— start Dataset entries —
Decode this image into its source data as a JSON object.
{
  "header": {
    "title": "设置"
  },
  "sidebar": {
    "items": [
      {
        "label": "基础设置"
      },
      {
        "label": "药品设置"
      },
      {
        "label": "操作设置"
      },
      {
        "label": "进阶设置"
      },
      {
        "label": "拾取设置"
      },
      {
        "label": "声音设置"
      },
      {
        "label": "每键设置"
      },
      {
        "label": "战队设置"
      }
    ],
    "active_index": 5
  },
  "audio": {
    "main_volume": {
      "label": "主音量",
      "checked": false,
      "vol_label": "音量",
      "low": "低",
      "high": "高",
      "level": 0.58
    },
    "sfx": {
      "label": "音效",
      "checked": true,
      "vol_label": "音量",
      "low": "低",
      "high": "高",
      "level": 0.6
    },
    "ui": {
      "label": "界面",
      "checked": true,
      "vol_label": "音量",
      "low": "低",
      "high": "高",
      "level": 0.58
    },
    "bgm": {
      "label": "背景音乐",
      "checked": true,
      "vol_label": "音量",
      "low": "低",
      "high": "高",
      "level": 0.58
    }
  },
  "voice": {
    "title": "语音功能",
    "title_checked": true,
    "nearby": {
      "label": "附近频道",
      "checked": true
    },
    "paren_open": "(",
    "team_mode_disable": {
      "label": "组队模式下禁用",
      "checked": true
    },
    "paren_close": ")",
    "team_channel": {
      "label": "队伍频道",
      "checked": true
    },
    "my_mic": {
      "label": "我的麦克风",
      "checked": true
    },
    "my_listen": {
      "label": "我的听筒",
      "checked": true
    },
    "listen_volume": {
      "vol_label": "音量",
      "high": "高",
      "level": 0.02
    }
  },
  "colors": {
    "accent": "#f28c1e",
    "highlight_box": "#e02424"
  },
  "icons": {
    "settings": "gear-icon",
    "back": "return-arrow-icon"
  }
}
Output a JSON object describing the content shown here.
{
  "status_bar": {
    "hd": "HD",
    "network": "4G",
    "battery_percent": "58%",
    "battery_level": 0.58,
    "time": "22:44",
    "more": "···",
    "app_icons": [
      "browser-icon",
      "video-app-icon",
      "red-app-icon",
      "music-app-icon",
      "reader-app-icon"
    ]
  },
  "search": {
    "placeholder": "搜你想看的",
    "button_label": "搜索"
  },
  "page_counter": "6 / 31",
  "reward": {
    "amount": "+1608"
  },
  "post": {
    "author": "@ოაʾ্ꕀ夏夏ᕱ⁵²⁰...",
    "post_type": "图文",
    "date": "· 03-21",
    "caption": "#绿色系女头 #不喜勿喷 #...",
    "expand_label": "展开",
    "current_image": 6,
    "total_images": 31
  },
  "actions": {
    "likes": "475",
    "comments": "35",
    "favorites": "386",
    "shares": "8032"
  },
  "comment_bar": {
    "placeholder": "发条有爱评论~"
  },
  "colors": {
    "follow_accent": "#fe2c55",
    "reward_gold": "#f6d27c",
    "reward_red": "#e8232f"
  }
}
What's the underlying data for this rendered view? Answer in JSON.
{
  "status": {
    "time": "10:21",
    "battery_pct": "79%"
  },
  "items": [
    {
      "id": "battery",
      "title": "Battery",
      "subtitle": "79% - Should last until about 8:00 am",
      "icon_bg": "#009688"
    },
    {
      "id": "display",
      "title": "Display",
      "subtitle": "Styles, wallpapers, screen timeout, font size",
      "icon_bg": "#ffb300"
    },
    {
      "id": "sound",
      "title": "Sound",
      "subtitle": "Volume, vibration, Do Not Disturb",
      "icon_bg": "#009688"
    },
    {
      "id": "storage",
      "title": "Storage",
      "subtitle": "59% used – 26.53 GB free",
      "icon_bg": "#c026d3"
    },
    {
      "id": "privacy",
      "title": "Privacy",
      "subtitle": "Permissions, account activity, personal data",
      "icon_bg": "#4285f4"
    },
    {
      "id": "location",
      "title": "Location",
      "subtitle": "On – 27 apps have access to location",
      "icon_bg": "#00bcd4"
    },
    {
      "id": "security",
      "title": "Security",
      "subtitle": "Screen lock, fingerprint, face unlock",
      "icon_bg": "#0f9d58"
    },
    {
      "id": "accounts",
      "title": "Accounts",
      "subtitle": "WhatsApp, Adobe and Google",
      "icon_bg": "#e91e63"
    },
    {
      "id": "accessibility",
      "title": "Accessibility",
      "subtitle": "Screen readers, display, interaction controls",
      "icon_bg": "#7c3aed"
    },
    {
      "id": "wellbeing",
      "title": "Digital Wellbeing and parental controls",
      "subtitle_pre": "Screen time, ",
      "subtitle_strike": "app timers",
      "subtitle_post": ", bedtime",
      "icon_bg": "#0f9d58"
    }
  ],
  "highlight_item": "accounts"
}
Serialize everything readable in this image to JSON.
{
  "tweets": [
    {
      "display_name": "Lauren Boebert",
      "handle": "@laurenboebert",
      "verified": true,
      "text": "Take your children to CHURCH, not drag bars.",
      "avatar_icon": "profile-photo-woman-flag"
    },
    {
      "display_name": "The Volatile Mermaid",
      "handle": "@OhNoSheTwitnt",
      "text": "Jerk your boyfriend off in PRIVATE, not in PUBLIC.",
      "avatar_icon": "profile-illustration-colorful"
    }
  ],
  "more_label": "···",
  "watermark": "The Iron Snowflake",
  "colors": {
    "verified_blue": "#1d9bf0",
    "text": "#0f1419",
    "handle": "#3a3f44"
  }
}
— end Dataset entries —
→ **What is required**:
Write the listing out again, exactly as shown above.

→ **Task response**:
Decode this image into its source data as a JSON object.
{
  "header": {
    "title": "设置"
  },
  "sidebar": {
    "items": [
      {
        "label": "基础设置"
      },
      {
        "label": "药品设置"
      },
      {
        "label": "操作设置"
      },
      {
        "label": "进阶设置"
      },
      {
        "label": "拾取设置"
      },
      {
        "label": "声音设置"
      },
      {
        "label": "每键设置"
      },
      {
        "label": "战队设置"
      }
    ],
    "active_index": 5
  },
  "audio": {
    "main_volume": {
      "label": "主音量",
      "checked": false,
      "vol_label": "音量",
      "low": "低",
      "high": "高",
      "level": 0.58
    },
    "sfx": {
      "label": "音效",
      "checked": true,
      "vol_label": "音量",
      "low": "低",
      "high": "高",
      "level": 0.6
    },
    "ui": {
      "label": "界面",
      "checked": true,
      "vol_label": "音量",
      "low": "低",
      "high": "高",
      "level": 0.58
    },
    "bgm": {
      "label": "背景音乐",
      "checked": true,
      "vol_label": "音量",
      "low": "低",
      "high": "高",
      "level": 0.58
    }
  },
  "voice": {
    "title": "语音功能",
    "title_checked": true,
    "nearby": {
      "label": "附近频道",
      "checked": true
    },
    "paren_open": "(",
    "team_mode_disable": {
      "label": "组队模式下禁用",
      "checked": true
    },
    "paren_close": ")",
    "team_channel": {
      "label": "队伍频道",
      "checked": true
    },
    "my_mic": {
      "label": "我的麦克风",
      "checked": true
    },
    "my_listen": {
      "label": "我的听筒",
      "checked": true
    },
    "listen_volume": {
      "vol_label": "音量",
      "high": "高",
      "level": 0.02
    }
  },
  "colors": {
    "accent": "#f28c1e",
    "highlight_box": "#e02424"
  },
  "icons": {
    "settings": "gear-icon",
    "back": "return-arrow-icon"
  }
}
Output a JSON object describing the content shown here.
{
  "status_bar": {
    "hd": "HD",
    "network": "4G",
    "battery_percent": "58%",
    "battery_level": 0.58,
    "time": "22:44",
    "more": "···",
    "app_icons": [
      "browser-icon",
      "video-app-icon",
      "red-app-icon",
      "music-app-icon",
      "reader-app-icon"
    ]
  },
  "search": {
    "placeholder": "搜你想看的",
    "button_label": "搜索"
  },
  "page_counter": "6 / 31",
  "reward": {
    "amount": "+1608"
  },
  "post": {
    "author": "@ოაʾ্ꕀ夏夏ᕱ⁵²⁰...",
    "post_type": "图文",
    "date": "· 03-21",
    "caption": "#绿色系女头 #不喜勿喷 #...",
    "expand_label": "展开",
    "current_image": 6,
    "total_images": 31
  },
  "actions": {
    "likes": "475",
    "comments": "35",
    "favorites": "386",
    "shares": "8032"
  },
  "comment_bar": {
    "placeholder": "发条有爱评论~"
  },
  "colors": {
    "follow_accent": "#fe2c55",
    "reward_gold": "#f6d27c",
    "reward_red": "#e8232f"
  }
}
What's the underlying data for this rendered view? Answer in JSON.
{
  "status": {
    "time": "10:21",
    "battery_pct": "79%"
  },
  "items": [
    {
      "id": "battery",
      "title": "Battery",
      "subtitle": "79% - Should last until about 8:00 am",
      "icon_bg": "#009688"
    },
    {
      "id": "display",
      "title": "Display",
      "subtitle": "Styles, wallpapers, screen timeout, font size",
      "icon_bg": "#ffb300"
    },
    {
      "id": "sound",
      "title": "Sound",
      "subtitle": "Volume, vibration, Do Not Disturb",
      "icon_bg": "#009688"
    },
    {
      "id": "storage",
      "title": "Storage",
      "subtitle": "59% used – 26.53 GB free",
      "icon_bg": "#c026d3"
    },
    {
      "id": "privacy",
      "title": "Privacy",
      "subtitle": "Permissions, account activity, personal data",
      "icon_bg": "#4285f4"
    },
    {
      "id": "location",
      "title": "Location",
      "subtitle": "On – 27 apps have access to location",
      "icon_bg": "#00bcd4"
    },
    {
      "id": "security",
      "title": "Security",
      "subtitle": "Screen lock, fingerprint, face unlock",
      "icon_bg": "#0f9d58"
    },
    {
      "id": "accounts",
      "title": "Accounts",
      "subtitle": "WhatsApp, Adobe and Google",
      "icon_bg": "#e91e63"
    },
    {
      "id": "accessibility",
      "title": "Accessibility",
      "subtitle": "Screen readers, display, interaction controls",
      "icon_bg": "#7c3aed"
    },
    {
      "id": "wellbeing",
      "title": "Digital Wellbeing and parental controls",
      "subtitle_pre": "Screen time, ",
      "subtitle_strike": "app timers",
      "subtitle_post": ", bedtime",
      "icon_bg": "#0f9d58"
    }
  ],
  "highlight_item": "accounts"
}
Serialize everything readable in this image to JSON.
{
  "tweets": [
    {
      "display_name": "Lauren Boebert",
      "handle": "@laurenboebert",
      "verified": true,
      "text": "Take your children to CHURCH, not drag bars.",
      "avatar_icon": "profile-photo-woman-flag"
    },
    {
      "display_name": "The Volatile Mermaid",
      "handle": "@OhNoSheTwitnt",
      "text": "Jerk your boyfriend off in PRIVATE, not in PUBLIC.",
      "avatar_icon": "profile-illustration-colorful"
    }
  ],
  "more_label": "···",
  "watermark": "The Iron Snowflake",
  "colors": {
    "verified_blue": "#1d9bf0",
    "text": "#0f1419",
    "handle": "#3a3f44"
  }
}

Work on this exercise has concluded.